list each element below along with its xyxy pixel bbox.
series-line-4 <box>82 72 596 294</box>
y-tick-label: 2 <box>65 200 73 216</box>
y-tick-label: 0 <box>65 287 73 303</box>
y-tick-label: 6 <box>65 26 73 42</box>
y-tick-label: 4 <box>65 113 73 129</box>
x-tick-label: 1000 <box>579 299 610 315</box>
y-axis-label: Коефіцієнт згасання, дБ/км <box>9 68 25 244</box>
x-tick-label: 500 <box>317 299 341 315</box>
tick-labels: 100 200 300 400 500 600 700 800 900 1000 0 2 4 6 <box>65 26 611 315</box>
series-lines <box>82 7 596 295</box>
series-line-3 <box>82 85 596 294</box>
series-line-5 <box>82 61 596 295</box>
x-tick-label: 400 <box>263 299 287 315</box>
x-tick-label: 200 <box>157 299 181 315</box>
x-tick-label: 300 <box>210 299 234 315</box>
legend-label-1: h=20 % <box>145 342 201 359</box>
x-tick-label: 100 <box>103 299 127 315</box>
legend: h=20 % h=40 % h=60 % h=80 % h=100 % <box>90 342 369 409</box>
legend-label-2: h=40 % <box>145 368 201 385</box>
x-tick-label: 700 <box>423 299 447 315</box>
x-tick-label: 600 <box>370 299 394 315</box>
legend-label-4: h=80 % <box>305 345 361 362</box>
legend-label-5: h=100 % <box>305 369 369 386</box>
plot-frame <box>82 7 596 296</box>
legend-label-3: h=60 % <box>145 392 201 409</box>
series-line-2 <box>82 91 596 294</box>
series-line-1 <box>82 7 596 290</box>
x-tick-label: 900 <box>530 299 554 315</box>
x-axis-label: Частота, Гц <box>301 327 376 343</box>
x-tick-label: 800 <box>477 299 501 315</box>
* * *
- [GIVEN INSTRUCTION]: Pull every line out of the records above and write each one again unchanged, in the same order.

- [SOLUTION]:
list each element below along with its xyxy pixel bbox.
series-line-4 <box>82 72 596 294</box>
y-tick-label: 2 <box>65 200 73 216</box>
y-tick-label: 0 <box>65 287 73 303</box>
y-tick-label: 6 <box>65 26 73 42</box>
y-tick-label: 4 <box>65 113 73 129</box>
x-tick-label: 1000 <box>579 299 610 315</box>
y-axis-label: Коефіцієнт згасання, дБ/км <box>9 68 25 244</box>
x-tick-label: 500 <box>317 299 341 315</box>
tick-labels: 100 200 300 400 500 600 700 800 900 1000 0 2 4 6 <box>65 26 611 315</box>
series-lines <box>82 7 596 295</box>
series-line-3 <box>82 85 596 294</box>
series-line-5 <box>82 61 596 295</box>
x-tick-label: 400 <box>263 299 287 315</box>
x-tick-label: 200 <box>157 299 181 315</box>
x-tick-label: 300 <box>210 299 234 315</box>
legend-label-1: h=20 % <box>145 342 201 359</box>
x-tick-label: 100 <box>103 299 127 315</box>
legend: h=20 % h=40 % h=60 % h=80 % h=100 % <box>90 342 369 409</box>
legend-label-2: h=40 % <box>145 368 201 385</box>
x-tick-label: 700 <box>423 299 447 315</box>
x-tick-label: 600 <box>370 299 394 315</box>
legend-label-4: h=80 % <box>305 345 361 362</box>
legend-label-5: h=100 % <box>305 369 369 386</box>
plot-frame <box>82 7 596 296</box>
legend-label-3: h=60 % <box>145 392 201 409</box>
series-line-2 <box>82 91 596 294</box>
series-line-1 <box>82 7 596 290</box>
x-tick-label: 900 <box>530 299 554 315</box>
x-axis-label: Частота, Гц <box>301 327 376 343</box>
x-tick-label: 800 <box>477 299 501 315</box>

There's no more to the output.